Every line of the data that contains the string "EDABCO" must be copied.

[Records provided start]

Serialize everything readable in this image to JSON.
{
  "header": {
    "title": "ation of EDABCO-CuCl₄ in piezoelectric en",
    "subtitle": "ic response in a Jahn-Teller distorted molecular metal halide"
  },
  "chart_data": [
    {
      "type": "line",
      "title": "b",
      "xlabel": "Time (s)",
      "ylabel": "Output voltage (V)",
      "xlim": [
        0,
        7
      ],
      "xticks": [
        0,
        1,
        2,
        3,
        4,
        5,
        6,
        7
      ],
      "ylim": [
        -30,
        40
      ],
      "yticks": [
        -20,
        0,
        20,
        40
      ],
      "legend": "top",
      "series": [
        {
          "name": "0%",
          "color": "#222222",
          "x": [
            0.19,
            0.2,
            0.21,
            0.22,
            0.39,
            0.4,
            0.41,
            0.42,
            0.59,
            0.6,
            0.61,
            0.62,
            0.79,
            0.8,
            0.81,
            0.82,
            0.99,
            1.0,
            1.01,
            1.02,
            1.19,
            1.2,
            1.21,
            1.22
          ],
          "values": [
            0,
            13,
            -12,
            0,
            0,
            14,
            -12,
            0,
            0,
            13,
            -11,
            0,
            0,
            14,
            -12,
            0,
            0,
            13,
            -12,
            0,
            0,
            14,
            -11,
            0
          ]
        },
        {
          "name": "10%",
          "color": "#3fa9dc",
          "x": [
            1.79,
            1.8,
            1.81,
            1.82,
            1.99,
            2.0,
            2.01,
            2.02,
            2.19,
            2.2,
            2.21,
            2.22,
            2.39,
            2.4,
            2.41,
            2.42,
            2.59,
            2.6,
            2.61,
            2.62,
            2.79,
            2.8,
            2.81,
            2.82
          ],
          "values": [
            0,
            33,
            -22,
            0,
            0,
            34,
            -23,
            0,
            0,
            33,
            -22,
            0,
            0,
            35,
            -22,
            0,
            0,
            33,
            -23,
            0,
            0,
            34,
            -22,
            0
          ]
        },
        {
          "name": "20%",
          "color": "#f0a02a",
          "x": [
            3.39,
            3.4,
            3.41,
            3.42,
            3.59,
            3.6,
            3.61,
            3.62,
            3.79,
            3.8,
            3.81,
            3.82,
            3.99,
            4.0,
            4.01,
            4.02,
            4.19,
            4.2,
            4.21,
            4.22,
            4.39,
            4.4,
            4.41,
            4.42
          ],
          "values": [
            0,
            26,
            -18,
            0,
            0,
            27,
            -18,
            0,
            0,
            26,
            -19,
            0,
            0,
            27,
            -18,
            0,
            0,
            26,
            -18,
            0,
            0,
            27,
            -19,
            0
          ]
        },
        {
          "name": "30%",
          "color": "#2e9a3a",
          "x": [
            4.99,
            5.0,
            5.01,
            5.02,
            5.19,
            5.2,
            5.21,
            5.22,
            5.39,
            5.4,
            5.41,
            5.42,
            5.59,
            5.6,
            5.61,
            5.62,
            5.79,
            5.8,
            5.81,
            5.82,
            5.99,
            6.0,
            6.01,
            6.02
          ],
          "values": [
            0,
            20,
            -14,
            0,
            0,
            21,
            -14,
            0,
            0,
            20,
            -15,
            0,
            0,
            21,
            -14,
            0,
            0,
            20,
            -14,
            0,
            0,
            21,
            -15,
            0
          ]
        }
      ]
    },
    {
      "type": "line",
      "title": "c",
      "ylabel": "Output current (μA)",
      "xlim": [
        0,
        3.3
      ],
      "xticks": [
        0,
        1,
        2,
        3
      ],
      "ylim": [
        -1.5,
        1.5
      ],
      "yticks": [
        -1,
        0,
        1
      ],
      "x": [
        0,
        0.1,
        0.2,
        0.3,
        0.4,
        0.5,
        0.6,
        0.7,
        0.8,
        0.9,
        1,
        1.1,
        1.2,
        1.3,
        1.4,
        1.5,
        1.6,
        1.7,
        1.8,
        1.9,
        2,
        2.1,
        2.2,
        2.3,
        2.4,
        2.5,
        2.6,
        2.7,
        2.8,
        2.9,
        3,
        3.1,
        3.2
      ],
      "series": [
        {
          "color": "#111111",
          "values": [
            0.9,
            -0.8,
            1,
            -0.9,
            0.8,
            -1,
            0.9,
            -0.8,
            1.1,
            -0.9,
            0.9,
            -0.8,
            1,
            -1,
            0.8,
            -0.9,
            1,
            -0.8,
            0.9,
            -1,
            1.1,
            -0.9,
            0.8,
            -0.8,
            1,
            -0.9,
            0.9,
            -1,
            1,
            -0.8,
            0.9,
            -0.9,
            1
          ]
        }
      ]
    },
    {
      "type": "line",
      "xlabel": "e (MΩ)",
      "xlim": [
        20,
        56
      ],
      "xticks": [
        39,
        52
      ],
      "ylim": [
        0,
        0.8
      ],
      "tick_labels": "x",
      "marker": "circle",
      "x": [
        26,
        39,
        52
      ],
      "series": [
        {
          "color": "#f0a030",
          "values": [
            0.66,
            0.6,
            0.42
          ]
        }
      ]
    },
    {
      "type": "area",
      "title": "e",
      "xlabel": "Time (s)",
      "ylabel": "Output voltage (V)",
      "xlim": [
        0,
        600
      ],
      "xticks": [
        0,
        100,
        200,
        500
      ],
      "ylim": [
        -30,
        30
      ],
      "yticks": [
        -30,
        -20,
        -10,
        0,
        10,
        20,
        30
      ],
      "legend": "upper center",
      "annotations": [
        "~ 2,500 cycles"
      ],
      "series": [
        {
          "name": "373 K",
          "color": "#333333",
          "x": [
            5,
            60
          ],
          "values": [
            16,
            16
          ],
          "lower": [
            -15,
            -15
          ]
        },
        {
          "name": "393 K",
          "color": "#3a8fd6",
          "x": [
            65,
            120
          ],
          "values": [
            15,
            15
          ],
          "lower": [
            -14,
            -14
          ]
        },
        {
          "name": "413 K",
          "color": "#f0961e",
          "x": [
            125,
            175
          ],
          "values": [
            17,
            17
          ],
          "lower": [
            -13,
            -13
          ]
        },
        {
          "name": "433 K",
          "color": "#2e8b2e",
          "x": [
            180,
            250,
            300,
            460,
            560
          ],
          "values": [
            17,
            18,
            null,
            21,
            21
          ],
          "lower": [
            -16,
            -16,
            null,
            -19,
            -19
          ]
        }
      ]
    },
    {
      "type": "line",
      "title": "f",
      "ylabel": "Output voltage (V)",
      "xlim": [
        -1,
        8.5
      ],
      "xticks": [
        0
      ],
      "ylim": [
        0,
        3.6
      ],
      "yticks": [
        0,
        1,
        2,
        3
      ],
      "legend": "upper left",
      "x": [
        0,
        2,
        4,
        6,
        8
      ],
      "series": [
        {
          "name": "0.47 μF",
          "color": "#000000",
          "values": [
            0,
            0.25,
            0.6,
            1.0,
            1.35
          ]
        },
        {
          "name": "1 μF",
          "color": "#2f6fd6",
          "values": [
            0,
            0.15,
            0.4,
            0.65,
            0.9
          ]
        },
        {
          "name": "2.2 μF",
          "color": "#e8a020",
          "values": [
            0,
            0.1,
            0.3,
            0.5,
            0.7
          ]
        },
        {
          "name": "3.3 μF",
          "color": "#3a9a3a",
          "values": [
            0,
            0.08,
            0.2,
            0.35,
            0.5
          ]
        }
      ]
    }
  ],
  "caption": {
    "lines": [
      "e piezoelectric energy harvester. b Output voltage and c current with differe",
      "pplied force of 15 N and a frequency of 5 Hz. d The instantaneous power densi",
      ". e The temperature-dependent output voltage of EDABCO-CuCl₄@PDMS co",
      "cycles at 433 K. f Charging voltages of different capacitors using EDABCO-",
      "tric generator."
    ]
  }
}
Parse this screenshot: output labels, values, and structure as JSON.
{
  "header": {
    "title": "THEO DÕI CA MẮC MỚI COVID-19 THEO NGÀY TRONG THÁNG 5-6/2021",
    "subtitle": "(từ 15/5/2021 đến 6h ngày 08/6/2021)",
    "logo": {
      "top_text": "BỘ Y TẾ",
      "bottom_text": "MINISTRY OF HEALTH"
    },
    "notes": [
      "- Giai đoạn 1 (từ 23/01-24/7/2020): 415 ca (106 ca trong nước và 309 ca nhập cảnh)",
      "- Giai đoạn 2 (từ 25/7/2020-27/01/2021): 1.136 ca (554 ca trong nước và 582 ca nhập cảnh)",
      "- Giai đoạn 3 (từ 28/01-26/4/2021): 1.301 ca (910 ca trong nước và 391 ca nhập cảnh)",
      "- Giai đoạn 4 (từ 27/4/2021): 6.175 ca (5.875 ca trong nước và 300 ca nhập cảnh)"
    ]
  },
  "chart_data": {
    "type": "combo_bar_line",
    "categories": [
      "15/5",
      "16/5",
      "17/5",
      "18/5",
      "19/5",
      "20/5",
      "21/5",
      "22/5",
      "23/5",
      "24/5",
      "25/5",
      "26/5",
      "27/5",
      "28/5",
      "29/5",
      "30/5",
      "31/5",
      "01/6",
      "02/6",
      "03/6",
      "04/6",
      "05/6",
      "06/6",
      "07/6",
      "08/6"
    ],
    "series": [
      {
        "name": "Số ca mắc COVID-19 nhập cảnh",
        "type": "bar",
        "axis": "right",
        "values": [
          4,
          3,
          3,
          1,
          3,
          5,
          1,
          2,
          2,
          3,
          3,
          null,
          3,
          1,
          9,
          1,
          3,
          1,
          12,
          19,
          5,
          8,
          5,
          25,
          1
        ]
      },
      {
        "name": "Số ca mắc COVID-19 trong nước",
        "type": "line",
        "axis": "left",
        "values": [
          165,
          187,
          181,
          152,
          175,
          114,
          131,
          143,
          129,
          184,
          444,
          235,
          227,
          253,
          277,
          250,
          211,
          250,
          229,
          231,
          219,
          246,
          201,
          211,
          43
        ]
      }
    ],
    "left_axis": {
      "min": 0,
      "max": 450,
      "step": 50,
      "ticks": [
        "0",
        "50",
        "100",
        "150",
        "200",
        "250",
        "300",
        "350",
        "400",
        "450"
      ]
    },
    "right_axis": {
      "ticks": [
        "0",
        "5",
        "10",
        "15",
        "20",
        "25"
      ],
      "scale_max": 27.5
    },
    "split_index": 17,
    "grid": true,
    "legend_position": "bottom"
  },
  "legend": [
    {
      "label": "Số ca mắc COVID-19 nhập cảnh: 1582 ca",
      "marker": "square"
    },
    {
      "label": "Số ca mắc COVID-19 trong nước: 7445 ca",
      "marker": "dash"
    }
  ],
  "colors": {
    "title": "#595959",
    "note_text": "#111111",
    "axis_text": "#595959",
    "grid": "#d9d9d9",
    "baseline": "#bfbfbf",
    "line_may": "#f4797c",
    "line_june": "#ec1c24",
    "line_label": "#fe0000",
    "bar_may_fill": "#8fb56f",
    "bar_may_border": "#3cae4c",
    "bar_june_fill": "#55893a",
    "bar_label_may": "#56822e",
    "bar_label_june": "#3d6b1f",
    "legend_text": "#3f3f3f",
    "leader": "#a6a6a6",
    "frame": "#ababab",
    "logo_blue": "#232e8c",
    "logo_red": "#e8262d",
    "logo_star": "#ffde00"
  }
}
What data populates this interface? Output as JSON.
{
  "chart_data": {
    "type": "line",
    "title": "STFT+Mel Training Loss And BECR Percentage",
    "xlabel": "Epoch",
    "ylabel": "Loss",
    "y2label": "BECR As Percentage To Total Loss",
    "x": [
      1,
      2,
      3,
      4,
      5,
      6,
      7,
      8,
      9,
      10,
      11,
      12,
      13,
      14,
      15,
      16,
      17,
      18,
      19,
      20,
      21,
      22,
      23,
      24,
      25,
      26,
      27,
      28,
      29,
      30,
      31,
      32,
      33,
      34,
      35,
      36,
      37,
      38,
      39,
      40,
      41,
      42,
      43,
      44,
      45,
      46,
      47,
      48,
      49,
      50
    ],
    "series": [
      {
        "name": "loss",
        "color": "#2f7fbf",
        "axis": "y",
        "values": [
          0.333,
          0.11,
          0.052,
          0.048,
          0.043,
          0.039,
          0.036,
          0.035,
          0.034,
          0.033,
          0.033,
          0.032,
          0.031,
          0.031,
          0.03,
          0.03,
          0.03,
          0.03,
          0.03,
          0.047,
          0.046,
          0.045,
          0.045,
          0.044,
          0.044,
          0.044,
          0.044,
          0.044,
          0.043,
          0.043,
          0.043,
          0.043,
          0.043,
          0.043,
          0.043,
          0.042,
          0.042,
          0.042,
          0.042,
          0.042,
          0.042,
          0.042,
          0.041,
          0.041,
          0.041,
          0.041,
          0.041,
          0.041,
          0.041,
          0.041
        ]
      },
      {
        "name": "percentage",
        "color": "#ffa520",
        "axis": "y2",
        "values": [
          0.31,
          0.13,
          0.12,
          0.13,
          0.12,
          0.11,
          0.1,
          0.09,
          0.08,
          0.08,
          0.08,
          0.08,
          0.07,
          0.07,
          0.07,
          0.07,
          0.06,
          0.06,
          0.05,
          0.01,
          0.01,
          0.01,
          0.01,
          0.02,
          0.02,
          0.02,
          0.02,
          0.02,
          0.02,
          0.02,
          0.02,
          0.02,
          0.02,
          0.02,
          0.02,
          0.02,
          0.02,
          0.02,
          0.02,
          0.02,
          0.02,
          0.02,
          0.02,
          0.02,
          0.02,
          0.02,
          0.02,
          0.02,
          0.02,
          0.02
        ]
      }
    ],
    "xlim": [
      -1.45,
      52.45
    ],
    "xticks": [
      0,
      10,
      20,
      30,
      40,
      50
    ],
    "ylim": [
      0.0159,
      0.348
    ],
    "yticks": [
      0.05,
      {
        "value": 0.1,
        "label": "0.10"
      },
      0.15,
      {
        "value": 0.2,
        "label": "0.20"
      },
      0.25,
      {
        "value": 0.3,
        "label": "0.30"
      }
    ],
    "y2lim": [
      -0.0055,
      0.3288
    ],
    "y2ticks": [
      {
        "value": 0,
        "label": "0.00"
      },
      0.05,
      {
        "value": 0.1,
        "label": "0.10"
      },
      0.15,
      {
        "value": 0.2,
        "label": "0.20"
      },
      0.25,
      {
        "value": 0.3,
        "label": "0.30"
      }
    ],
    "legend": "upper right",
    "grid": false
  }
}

[Records provided end]

- [Response to the exercise]:
    "title": "ation of EDABCO-CuCl₄ in piezoelectric en",
      ". e The temperature-dependent output voltage of EDABCO-CuCl₄@PDMS co",
      "cycles at 433 K. f Charging voltages of different capacitors using EDABCO-",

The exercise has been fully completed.